TASK PROMPT:
Print out each entry below exactly, please.
···
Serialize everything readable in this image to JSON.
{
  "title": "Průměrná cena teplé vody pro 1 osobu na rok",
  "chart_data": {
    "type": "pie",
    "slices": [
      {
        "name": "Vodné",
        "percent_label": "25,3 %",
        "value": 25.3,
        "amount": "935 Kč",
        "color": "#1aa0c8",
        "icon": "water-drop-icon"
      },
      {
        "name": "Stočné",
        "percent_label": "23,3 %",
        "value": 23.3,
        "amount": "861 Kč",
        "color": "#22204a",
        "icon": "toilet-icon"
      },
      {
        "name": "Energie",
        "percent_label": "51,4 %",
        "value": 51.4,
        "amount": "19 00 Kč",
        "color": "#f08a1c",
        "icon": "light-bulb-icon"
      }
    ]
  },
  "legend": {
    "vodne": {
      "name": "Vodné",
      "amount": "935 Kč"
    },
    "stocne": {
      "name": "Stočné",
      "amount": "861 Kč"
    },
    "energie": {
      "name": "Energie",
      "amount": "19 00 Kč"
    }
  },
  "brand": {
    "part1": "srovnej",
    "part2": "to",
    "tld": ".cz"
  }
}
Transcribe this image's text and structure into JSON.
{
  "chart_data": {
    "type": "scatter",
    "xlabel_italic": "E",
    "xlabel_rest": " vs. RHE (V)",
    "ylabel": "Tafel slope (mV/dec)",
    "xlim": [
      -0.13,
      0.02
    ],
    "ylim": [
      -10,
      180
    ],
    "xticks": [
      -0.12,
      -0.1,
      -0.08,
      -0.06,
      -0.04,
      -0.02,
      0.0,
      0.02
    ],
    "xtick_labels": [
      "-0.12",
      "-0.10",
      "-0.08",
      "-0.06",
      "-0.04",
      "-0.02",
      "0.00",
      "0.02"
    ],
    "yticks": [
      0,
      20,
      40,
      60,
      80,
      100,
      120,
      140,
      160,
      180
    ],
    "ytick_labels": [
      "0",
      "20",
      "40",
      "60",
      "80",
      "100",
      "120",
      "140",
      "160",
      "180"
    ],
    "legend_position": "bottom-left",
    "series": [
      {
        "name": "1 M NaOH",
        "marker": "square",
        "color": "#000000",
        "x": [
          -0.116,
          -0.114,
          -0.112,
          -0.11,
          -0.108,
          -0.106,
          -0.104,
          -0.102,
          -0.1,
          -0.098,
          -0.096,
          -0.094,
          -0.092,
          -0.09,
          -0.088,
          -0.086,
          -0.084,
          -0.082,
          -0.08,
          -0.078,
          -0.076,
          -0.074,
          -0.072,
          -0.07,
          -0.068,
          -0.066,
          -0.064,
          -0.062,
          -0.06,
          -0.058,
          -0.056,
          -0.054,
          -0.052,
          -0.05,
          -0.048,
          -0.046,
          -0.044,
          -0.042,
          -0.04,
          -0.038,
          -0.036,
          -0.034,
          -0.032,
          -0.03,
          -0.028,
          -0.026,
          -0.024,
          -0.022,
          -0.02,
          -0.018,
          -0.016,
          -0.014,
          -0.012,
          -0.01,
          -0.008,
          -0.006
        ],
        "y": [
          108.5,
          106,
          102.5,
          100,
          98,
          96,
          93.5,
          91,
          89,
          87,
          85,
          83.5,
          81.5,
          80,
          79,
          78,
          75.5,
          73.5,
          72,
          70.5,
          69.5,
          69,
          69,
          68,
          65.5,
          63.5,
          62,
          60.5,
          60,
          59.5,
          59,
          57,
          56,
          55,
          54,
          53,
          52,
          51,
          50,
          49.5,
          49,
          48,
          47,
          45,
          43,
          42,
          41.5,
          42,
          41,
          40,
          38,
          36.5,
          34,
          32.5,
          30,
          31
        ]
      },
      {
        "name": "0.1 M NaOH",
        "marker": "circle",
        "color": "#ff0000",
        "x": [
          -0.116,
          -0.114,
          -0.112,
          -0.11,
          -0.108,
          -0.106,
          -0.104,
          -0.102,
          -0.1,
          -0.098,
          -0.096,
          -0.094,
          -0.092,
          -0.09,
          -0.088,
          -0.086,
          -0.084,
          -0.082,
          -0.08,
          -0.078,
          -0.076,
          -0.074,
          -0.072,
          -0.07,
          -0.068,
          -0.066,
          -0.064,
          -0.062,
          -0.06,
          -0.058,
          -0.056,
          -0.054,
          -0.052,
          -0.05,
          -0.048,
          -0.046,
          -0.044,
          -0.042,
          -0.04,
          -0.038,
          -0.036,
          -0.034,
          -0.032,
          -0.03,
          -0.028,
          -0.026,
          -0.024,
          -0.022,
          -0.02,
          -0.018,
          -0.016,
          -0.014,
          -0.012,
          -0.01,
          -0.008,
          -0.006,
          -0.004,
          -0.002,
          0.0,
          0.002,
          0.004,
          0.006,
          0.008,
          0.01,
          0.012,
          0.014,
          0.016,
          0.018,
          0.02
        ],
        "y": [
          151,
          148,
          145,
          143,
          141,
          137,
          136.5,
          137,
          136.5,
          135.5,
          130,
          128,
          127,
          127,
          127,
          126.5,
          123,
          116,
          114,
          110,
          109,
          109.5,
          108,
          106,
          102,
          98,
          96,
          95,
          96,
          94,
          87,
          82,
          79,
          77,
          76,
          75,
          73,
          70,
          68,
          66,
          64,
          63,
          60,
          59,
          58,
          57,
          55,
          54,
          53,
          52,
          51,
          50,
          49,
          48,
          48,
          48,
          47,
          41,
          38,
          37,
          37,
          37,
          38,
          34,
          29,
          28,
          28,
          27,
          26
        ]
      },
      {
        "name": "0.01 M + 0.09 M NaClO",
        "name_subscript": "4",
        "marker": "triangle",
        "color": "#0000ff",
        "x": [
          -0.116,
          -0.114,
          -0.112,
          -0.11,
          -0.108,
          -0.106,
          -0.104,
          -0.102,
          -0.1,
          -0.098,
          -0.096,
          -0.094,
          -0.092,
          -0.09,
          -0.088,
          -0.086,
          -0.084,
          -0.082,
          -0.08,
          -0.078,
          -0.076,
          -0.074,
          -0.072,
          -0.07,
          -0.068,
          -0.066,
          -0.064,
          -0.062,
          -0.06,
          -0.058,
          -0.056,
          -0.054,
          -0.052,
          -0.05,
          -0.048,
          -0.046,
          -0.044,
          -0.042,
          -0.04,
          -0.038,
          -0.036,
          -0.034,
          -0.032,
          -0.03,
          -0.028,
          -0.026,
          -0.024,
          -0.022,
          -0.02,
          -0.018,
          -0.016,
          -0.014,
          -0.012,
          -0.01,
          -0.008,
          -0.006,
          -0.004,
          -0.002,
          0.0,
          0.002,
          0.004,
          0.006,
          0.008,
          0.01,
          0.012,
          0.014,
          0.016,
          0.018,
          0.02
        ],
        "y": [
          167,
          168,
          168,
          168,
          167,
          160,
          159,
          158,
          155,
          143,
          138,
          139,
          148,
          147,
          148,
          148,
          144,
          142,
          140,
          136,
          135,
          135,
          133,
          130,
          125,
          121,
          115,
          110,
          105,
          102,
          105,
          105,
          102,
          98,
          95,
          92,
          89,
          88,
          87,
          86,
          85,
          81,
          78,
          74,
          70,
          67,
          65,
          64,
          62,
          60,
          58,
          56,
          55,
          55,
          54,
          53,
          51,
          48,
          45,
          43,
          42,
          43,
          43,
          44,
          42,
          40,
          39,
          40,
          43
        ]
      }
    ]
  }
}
···
THE RESULT:
Serialize everything readable in this image to JSON.
{
  "title": "Průměrná cena teplé vody pro 1 osobu na rok",
  "chart_data": {
    "type": "pie",
    "slices": [
      {
        "name": "Vodné",
        "percent_label": "25,3 %",
        "value": 25.3,
        "amount": "935 Kč",
        "color": "#1aa0c8",
        "icon": "water-drop-icon"
      },
      {
        "name": "Stočné",
        "percent_label": "23,3 %",
        "value": 23.3,
        "amount": "861 Kč",
        "color": "#22204a",
        "icon": "toilet-icon"
      },
      {
        "name": "Energie",
        "percent_label": "51,4 %",
        "value": 51.4,
        "amount": "19 00 Kč",
        "color": "#f08a1c",
        "icon": "light-bulb-icon"
      }
    ]
  },
  "legend": {
    "vodne": {
      "name": "Vodné",
      "amount": "935 Kč"
    },
    "stocne": {
      "name": "Stočné",
      "amount": "861 Kč"
    },
    "energie": {
      "name": "Energie",
      "amount": "19 00 Kč"
    }
  },
  "brand": {
    "part1": "srovnej",
    "part2": "to",
    "tld": ".cz"
  }
}
Transcribe this image's text and structure into JSON.
{
  "chart_data": {
    "type": "scatter",
    "xlabel_italic": "E",
    "xlabel_rest": " vs. RHE (V)",
    "ylabel": "Tafel slope (mV/dec)",
    "xlim": [
      -0.13,
      0.02
    ],
    "ylim": [
      -10,
      180
    ],
    "xticks": [
      -0.12,
      -0.1,
      -0.08,
      -0.06,
      -0.04,
      -0.02,
      0.0,
      0.02
    ],
    "xtick_labels": [
      "-0.12",
      "-0.10",
      "-0.08",
      "-0.06",
      "-0.04",
      "-0.02",
      "0.00",
      "0.02"
    ],
    "yticks": [
      0,
      20,
      40,
      60,
      80,
      100,
      120,
      140,
      160,
      180
    ],
    "ytick_labels": [
      "0",
      "20",
      "40",
      "60",
      "80",
      "100",
      "120",
      "140",
      "160",
      "180"
    ],
    "legend_position": "bottom-left",
    "series": [
      {
        "name": "1 M NaOH",
        "marker": "square",
        "color": "#000000",
        "x": [
          -0.116,
          -0.114,
          -0.112,
          -0.11,
          -0.108,
          -0.106,
          -0.104,
          -0.102,
          -0.1,
          -0.098,
          -0.096,
          -0.094,
          -0.092,
          -0.09,
          -0.088,
          -0.086,
          -0.084,
          -0.082,
          -0.08,
          -0.078,
          -0.076,
          -0.074,
          -0.072,
          -0.07,
          -0.068,
          -0.066,
          -0.064,
          -0.062,
          -0.06,
          -0.058,
          -0.056,
          -0.054,
          -0.052,
          -0.05,
          -0.048,
          -0.046,
          -0.044,
          -0.042,
          -0.04,
          -0.038,
          -0.036,
          -0.034,
          -0.032,
          -0.03,
          -0.028,
          -0.026,
          -0.024,
          -0.022,
          -0.02,
          -0.018,
          -0.016,
          -0.014,
          -0.012,
          -0.01,
          -0.008,
          -0.006
        ],
        "y": [
          108.5,
          106,
          102.5,
          100,
          98,
          96,
          93.5,
          91,
          89,
          87,
          85,
          83.5,
          81.5,
          80,
          79,
          78,
          75.5,
          73.5,
          72,
          70.5,
          69.5,
          69,
          69,
          68,
          65.5,
          63.5,
          62,
          60.5,
          60,
          59.5,
          59,
          57,
          56,
          55,
          54,
          53,
          52,
          51,
          50,
          49.5,
          49,
          48,
          47,
          45,
          43,
          42,
          41.5,
          42,
          41,
          40,
          38,
          36.5,
          34,
          32.5,
          30,
          31
        ]
      },
      {
        "name": "0.1 M NaOH",
        "marker": "circle",
        "color": "#ff0000",
        "x": [
          -0.116,
          -0.114,
          -0.112,
          -0.11,
          -0.108,
          -0.106,
          -0.104,
          -0.102,
          -0.1,
          -0.098,
          -0.096,
          -0.094,
          -0.092,
          -0.09,
          -0.088,
          -0.086,
          -0.084,
          -0.082,
          -0.08,
          -0.078,
          -0.076,
          -0.074,
          -0.072,
          -0.07,
          -0.068,
          -0.066,
          -0.064,
          -0.062,
          -0.06,
          -0.058,
          -0.056,
          -0.054,
          -0.052,
          -0.05,
          -0.048,
          -0.046,
          -0.044,
          -0.042,
          -0.04,
          -0.038,
          -0.036,
          -0.034,
          -0.032,
          -0.03,
          -0.028,
          -0.026,
          -0.024,
          -0.022,
          -0.02,
          -0.018,
          -0.016,
          -0.014,
          -0.012,
          -0.01,
          -0.008,
          -0.006,
          -0.004,
          -0.002,
          0.0,
          0.002,
          0.004,
          0.006,
          0.008,
          0.01,
          0.012,
          0.014,
          0.016,
          0.018,
          0.02
        ],
        "y": [
          151,
          148,
          145,
          143,
          141,
          137,
          136.5,
          137,
          136.5,
          135.5,
          130,
          128,
          127,
          127,
          127,
          126.5,
          123,
          116,
          114,
          110,
          109,
          109.5,
          108,
          106,
          102,
          98,
          96,
          95,
          96,
          94,
          87,
          82,
          79,
          77,
          76,
          75,
          73,
          70,
          68,
          66,
          64,
          63,
          60,
          59,
          58,
          57,
          55,
          54,
          53,
          52,
          51,
          50,
          49,
          48,
          48,
          48,
          47,
          41,
          38,
          37,
          37,
          37,
          38,
          34,
          29,
          28,
          28,
          27,
          26
        ]
      },
      {
        "name": "0.01 M + 0.09 M NaClO",
        "name_subscript": "4",
        "marker": "triangle",
        "color": "#0000ff",
        "x": [
          -0.116,
          -0.114,
          -0.112,
          -0.11,
          -0.108,
          -0.106,
          -0.104,
          -0.102,
          -0.1,
          -0.098,
          -0.096,
          -0.094,
          -0.092,
          -0.09,
          -0.088,
          -0.086,
          -0.084,
          -0.082,
          -0.08,
          -0.078,
          -0.076,
          -0.074,
          -0.072,
          -0.07,
          -0.068,
          -0.066,
          -0.064,
          -0.062,
          -0.06,
          -0.058,
          -0.056,
          -0.054,
          -0.052,
          -0.05,
          -0.048,
          -0.046,
          -0.044,
          -0.042,
          -0.04,
          -0.038,
          -0.036,
          -0.034,
          -0.032,
          -0.03,
          -0.028,
          -0.026,
          -0.024,
          -0.022,
          -0.02,
          -0.018,
          -0.016,
          -0.014,
          -0.012,
          -0.01,
          -0.008,
          -0.006,
          -0.004,
          -0.002,
          0.0,
          0.002,
          0.004,
          0.006,
          0.008,
          0.01,
          0.012,
          0.014,
          0.016,
          0.018,
          0.02
        ],
        "y": [
          167,
          168,
          168,
          168,
          167,
          160,
          159,
          158,
          155,
          143,
          138,
          139,
          148,
          147,
          148,
          148,
          144,
          142,
          140,
          136,
          135,
          135,
          133,
          130,
          125,
          121,
          115,
          110,
          105,
          102,
          105,
          105,
          102,
          98,
          95,
          92,
          89,
          88,
          87,
          86,
          85,
          81,
          78,
          74,
          70,
          67,
          65,
          64,
          62,
          60,
          58,
          56,
          55,
          55,
          54,
          53,
          51,
          48,
          45,
          43,
          42,
          43,
          43,
          44,
          42,
          40,
          39,
          40,
          43
        ]
      }
    ]
  }
}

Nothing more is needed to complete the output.